→ **Written instruction**
The records that follow must be repeated verbatim, every one of them.

# Start of Supplied data

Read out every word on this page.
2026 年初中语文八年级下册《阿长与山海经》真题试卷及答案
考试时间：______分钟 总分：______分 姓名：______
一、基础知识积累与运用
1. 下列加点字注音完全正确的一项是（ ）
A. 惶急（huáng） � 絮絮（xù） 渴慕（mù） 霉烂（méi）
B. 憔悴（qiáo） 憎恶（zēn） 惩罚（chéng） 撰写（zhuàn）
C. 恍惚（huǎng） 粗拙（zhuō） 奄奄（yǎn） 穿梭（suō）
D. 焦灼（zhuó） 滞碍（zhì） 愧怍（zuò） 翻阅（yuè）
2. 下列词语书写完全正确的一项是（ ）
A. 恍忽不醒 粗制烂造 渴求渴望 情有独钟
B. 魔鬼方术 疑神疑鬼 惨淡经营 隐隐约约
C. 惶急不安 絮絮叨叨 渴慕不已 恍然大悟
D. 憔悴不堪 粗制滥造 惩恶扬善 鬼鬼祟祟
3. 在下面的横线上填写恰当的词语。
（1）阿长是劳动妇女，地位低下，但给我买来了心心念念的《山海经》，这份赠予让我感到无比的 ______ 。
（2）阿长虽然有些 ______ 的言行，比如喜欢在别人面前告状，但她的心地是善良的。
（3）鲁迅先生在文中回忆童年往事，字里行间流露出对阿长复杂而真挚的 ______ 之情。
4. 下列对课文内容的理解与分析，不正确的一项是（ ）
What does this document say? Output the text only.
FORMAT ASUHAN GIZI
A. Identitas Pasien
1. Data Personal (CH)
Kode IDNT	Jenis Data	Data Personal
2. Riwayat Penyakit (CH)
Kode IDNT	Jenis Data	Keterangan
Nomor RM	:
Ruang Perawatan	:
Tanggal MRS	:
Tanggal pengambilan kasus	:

# End of Supplied data

→ **Complete output**
Read out every word on this page.
2026 年初中语文八年级下册《阿长与山海经》真题试卷及答案
考试时间：______分钟 总分：______分 姓名：______
一、基础知识积累与运用
1. 下列加点字注音完全正确的一项是（ ）
A. 惶急（huáng） � 絮絮（xù） 渴慕（mù） 霉烂（méi）
B. 憔悴（qiáo） 憎恶（zēn） 惩罚（chéng） 撰写（zhuàn）
C. 恍惚（huǎng） 粗拙（zhuō） 奄奄（yǎn） 穿梭（suō）
D. 焦灼（zhuó） 滞碍（zhì） 愧怍（zuò） 翻阅（yuè）
2. 下列词语书写完全正确的一项是（ ）
A. 恍忽不醒 粗制烂造 渴求渴望 情有独钟
B. 魔鬼方术 疑神疑鬼 惨淡经营 隐隐约约
C. 惶急不安 絮絮叨叨 渴慕不已 恍然大悟
D. 憔悴不堪 粗制滥造 惩恶扬善 鬼鬼祟祟
3. 在下面的横线上填写恰当的词语。
（1）阿长是劳动妇女，地位低下，但给我买来了心心念念的《山海经》，这份赠予让我感到无比的 ______ 。
（2）阿长虽然有些 ______ 的言行，比如喜欢在别人面前告状，但她的心地是善良的。
（3）鲁迅先生在文中回忆童年往事，字里行间流露出对阿长复杂而真挚的 ______ 之情。
4. 下列对课文内容的理解与分析，不正确的一项是（ ）
What does this document say? Output the text only.
FORMAT ASUHAN GIZI
A. Identitas Pasien
1. Data Personal (CH)
Kode IDNT	Jenis Data	Data Personal
2. Riwayat Penyakit (CH)
Kode IDNT	Jenis Data	Keterangan
Nomor RM	:
Ruang Perawatan	:
Tanggal MRS	:
Tanggal pengambilan kasus	:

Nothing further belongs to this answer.